Copy the entries word for word, from the first line through the line containing "setting-label: 开启/停用 xyxy=(64,373,121,391)".

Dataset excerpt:
=======

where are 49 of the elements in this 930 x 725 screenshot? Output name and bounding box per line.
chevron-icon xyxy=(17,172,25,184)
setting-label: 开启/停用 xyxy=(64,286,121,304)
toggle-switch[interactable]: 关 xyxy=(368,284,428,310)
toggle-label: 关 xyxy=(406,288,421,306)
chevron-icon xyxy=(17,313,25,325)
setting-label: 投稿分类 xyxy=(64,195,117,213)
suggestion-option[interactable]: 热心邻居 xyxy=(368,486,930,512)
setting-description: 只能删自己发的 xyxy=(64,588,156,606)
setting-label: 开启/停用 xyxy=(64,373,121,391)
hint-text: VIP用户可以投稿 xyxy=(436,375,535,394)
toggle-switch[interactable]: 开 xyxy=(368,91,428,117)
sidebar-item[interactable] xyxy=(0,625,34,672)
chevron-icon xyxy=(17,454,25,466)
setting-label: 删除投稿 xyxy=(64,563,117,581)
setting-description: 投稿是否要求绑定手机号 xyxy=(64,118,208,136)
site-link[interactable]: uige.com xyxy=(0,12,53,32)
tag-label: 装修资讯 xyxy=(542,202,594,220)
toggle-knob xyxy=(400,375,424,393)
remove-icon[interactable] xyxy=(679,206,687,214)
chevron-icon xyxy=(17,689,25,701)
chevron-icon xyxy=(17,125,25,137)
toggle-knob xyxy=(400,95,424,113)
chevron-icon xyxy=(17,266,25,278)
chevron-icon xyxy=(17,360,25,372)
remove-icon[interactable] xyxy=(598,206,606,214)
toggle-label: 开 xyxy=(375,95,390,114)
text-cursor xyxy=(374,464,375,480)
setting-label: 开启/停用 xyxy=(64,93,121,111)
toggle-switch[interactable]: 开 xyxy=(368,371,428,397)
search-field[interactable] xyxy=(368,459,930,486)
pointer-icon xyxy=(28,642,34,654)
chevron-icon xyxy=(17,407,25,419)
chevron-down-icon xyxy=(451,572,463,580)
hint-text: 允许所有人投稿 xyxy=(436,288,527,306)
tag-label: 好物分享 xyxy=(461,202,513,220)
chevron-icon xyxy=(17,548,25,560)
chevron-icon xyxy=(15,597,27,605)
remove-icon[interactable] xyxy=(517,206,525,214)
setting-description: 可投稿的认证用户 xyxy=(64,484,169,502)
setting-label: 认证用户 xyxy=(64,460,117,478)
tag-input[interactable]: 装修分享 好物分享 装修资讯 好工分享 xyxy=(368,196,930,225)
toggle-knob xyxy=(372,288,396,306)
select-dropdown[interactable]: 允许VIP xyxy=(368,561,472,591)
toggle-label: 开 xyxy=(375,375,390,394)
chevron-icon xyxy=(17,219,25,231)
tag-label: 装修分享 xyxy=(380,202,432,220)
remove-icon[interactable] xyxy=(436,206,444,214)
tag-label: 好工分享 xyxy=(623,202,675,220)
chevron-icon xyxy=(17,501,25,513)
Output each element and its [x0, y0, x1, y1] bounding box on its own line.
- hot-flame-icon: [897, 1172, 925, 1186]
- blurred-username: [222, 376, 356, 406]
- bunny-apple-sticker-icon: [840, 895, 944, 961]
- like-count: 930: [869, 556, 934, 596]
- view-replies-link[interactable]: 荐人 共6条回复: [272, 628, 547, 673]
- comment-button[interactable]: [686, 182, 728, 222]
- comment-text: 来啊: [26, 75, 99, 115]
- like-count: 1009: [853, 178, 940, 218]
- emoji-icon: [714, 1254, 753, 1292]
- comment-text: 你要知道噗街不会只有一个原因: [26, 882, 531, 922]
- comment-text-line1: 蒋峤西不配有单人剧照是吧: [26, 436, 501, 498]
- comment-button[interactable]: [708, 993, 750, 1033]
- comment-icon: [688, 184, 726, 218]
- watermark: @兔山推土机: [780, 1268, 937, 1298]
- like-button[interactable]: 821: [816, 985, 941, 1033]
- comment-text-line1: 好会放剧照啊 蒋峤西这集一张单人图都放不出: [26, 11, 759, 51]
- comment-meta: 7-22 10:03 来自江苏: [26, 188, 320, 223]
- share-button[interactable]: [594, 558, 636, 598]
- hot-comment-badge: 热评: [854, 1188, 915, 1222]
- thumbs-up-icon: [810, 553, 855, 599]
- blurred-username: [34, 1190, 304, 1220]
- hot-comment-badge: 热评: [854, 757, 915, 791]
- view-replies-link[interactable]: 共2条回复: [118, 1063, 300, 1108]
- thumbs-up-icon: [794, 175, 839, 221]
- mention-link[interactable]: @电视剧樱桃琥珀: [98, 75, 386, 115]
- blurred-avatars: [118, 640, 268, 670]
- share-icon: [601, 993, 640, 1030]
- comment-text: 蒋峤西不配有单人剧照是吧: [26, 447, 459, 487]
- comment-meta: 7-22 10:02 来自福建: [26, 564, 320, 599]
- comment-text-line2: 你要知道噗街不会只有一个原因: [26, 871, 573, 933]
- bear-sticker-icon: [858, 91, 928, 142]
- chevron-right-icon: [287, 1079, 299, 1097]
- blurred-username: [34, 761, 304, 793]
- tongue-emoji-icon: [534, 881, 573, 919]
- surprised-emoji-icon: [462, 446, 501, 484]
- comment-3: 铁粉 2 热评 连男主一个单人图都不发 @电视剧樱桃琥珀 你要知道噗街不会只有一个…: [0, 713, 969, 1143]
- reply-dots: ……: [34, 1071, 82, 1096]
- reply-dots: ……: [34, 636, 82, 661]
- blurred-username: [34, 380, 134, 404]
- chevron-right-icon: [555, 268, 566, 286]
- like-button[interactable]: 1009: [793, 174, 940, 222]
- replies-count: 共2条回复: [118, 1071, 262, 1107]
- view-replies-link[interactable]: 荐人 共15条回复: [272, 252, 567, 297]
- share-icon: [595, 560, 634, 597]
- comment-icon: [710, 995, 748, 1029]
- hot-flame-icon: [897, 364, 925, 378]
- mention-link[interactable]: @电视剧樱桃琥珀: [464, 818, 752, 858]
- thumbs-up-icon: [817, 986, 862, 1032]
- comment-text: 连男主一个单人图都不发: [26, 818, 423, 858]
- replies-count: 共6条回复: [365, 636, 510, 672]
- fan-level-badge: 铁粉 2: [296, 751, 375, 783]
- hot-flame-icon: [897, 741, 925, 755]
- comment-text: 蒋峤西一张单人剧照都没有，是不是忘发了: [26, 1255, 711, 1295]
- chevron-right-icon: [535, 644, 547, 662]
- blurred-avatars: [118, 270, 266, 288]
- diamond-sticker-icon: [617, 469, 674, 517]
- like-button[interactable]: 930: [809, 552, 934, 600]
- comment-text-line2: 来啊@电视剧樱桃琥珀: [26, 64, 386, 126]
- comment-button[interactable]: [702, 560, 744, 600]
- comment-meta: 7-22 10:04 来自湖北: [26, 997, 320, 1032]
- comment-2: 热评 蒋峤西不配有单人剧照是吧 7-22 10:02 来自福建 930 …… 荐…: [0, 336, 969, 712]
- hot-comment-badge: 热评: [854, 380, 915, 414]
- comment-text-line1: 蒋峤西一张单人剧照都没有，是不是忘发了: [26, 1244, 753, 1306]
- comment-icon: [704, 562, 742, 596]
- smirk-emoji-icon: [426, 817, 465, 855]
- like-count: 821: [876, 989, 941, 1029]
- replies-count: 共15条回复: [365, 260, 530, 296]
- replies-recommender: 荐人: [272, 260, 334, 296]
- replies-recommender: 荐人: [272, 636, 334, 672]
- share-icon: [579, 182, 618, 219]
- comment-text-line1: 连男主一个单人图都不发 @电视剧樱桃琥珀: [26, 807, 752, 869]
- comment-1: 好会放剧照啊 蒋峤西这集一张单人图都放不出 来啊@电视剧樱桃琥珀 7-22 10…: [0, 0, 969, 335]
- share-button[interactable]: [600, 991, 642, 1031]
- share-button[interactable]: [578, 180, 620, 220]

=======

- [SOLUTION FOR THIS EXERCISE]
where are 49 of the elements in this 930 x 725 screenshot? Output name and bounding box per line.
chevron-icon xyxy=(17,172,25,184)
setting-label: 开启/停用 xyxy=(64,286,121,304)
toggle-switch[interactable]: 关 xyxy=(368,284,428,310)
toggle-label: 关 xyxy=(406,288,421,306)
chevron-icon xyxy=(17,313,25,325)
setting-label: 投稿分类 xyxy=(64,195,117,213)
suggestion-option[interactable]: 热心邻居 xyxy=(368,486,930,512)
setting-description: 只能删自己发的 xyxy=(64,588,156,606)
setting-label: 开启/停用 xyxy=(64,373,121,391)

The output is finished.